Given problem: Give the entries again, word for word.

A run of records:
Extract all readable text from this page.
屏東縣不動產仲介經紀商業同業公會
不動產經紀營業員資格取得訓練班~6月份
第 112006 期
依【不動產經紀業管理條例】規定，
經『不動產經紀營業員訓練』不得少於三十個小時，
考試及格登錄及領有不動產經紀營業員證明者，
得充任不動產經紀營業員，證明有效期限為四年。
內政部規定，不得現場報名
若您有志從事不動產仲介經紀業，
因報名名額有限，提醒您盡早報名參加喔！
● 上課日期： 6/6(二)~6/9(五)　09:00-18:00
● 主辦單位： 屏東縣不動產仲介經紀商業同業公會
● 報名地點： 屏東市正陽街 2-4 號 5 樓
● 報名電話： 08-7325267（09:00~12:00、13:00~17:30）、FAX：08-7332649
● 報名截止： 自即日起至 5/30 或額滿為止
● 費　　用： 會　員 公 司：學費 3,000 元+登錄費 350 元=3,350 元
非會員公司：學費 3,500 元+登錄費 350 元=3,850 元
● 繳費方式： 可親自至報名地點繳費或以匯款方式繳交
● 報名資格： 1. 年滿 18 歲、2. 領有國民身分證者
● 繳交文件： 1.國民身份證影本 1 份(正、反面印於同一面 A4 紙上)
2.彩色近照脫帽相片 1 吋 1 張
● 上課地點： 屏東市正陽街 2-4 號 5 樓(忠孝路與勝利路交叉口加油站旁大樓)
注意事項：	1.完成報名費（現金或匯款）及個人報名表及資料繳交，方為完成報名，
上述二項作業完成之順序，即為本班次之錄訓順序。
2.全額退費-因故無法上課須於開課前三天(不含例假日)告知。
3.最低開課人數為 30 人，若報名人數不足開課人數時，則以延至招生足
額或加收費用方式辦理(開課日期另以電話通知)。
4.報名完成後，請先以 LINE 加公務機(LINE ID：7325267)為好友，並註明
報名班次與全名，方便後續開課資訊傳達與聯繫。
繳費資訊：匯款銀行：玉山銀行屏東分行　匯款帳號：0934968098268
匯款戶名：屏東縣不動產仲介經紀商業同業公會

The response:
Extract all readable text from this page.
屏東縣不動產仲介經紀商業同業公會
不動產經紀營業員資格取得訓練班~6月份
第 112006 期
依【不動產經紀業管理條例】規定，
經『不動產經紀營業員訓練』不得少於三十個小時，
考試及格登錄及領有不動產經紀營業員證明者，
得充任不動產經紀營業員，證明有效期限為四年。
內政部規定，不得現場報名
若您有志從事不動產仲介經紀業，
因報名名額有限，提醒您盡早報名參加喔！
● 上課日期： 6/6(二)~6/9(五)　09:00-18:00
● 主辦單位： 屏東縣不動產仲介經紀商業同業公會
● 報名地點： 屏東市正陽街 2-4 號 5 樓
● 報名電話： 08-7325267（09:00~12:00、13:00~17:30）、FAX：08-7332649
● 報名截止： 自即日起至 5/30 或額滿為止
● 費　　用： 會　員 公 司：學費 3,000 元+登錄費 350 元=3,350 元
非會員公司：學費 3,500 元+登錄費 350 元=3,850 元
● 繳費方式： 可親自至報名地點繳費或以匯款方式繳交
● 報名資格： 1. 年滿 18 歲、2. 領有國民身分證者
● 繳交文件： 1.國民身份證影本 1 份(正、反面印於同一面 A4 紙上)
2.彩色近照脫帽相片 1 吋 1 張
● 上課地點： 屏東市正陽街 2-4 號 5 樓(忠孝路與勝利路交叉口加油站旁大樓)
注意事項：	1.完成報名費（現金或匯款）及個人報名表及資料繳交，方為完成報名，
上述二項作業完成之順序，即為本班次之錄訓順序。
2.全額退費-因故無法上課須於開課前三天(不含例假日)告知。
3.最低開課人數為 30 人，若報名人數不足開課人數時，則以延至招生足
額或加收費用方式辦理(開課日期另以電話通知)。
4.報名完成後，請先以 LINE 加公務機(LINE ID：7325267)為好友，並註明
報名班次與全名，方便後續開課資訊傳達與聯繫。
繳費資訊：匯款銀行：玉山銀行屏東分行　匯款帳號：0934968098268
匯款戶名：屏東縣不動產仲介經紀商業同業公會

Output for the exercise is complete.